= Set task =
Quote the records that follow in full and exactly; leave out the pictures.

= Entries from a visual dataset =
+ + + + +

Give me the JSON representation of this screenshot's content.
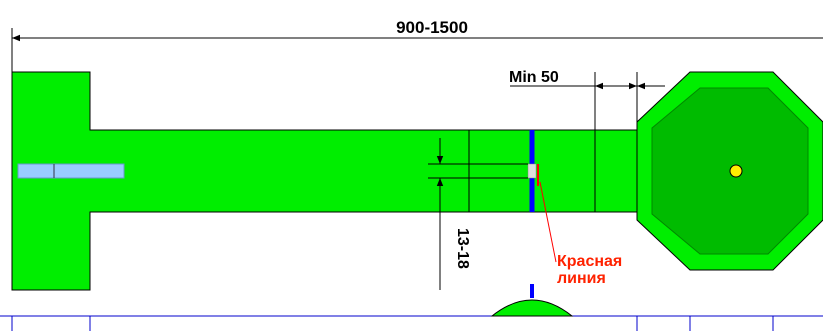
{
  "dimensions": {
    "total_length": "900-1500",
    "min_gap": "Min 50",
    "slot_width": "13-18"
  },
  "annotation": {
    "line1": "Красная",
    "line2": "линия"
  },
  "colors": {
    "field_green": "#00ee00",
    "octagon_inner": "#00bb00",
    "octagon_border": "#008800",
    "blue_line": "#0000ff",
    "red_line": "#ff0000",
    "ball_yellow": "#ffee00",
    "slot_lightblue": "#99ccff",
    "annotation_red": "#ff2200",
    "grid_blue": "#0000cc"
  }
}
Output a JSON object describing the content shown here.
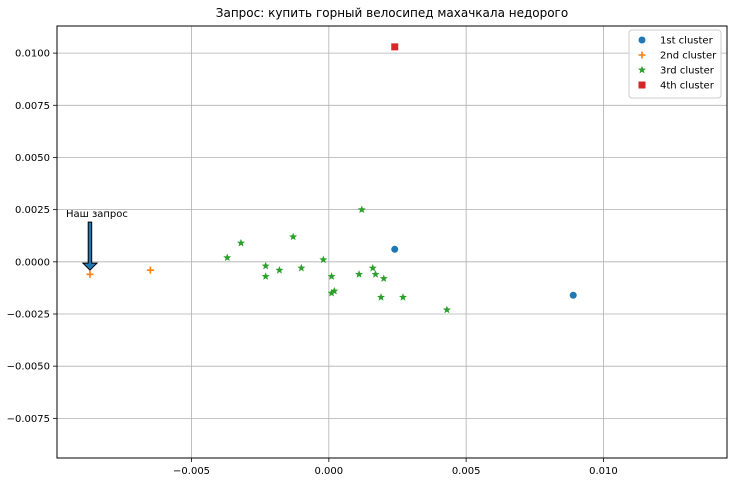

+ + + + +

= Answer to the problem =
Give me the JSON representation of this screenshot's content.
{
  "dimensions": {
    "total_length": "900-1500",
    "min_gap": "Min 50",
    "slot_width": "13-18"
  },
  "annotation": {
    "line1": "Красная",
    "line2": "линия"
  },
  "colors": {
    "field_green": "#00ee00",
    "octagon_inner": "#00bb00",
    "octagon_border": "#008800",
    "blue_line": "#0000ff",
    "red_line": "#ff0000",
    "ball_yellow": "#ffee00",
    "slot_lightblue": "#99ccff",
    "annotation_red": "#ff2200",
    "grid_blue": "#0000cc"
  }
}
Output a JSON object describing the content shown here.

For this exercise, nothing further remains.